[Stored records]
** begin **

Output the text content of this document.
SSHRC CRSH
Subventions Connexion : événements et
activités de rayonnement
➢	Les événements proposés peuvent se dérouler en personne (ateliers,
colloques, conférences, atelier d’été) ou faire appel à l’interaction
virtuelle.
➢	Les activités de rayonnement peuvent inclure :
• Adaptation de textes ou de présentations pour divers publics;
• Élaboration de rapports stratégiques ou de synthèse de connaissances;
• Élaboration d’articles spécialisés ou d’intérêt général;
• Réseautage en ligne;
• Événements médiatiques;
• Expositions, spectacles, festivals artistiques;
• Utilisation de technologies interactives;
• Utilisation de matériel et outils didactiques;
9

** end **

### Task brief
All of the lines above need to be given again exactly.

### Solved exercise
Output the text content of this document.
SSHRC CRSH
Subventions Connexion : événements et
activités de rayonnement
➢	Les événements proposés peuvent se dérouler en personne (ateliers,
colloques, conférences, atelier d’été) ou faire appel à l’interaction
virtuelle.
➢	Les activités de rayonnement peuvent inclure :
• Adaptation de textes ou de présentations pour divers publics;
• Élaboration de rapports stratégiques ou de synthèse de connaissances;
• Élaboration d’articles spécialisés ou d’intérêt général;
• Réseautage en ligne;
• Événements médiatiques;
• Expositions, spectacles, festivals artistiques;
• Utilisation de technologies interactives;
• Utilisation de matériel et outils didactiques;
9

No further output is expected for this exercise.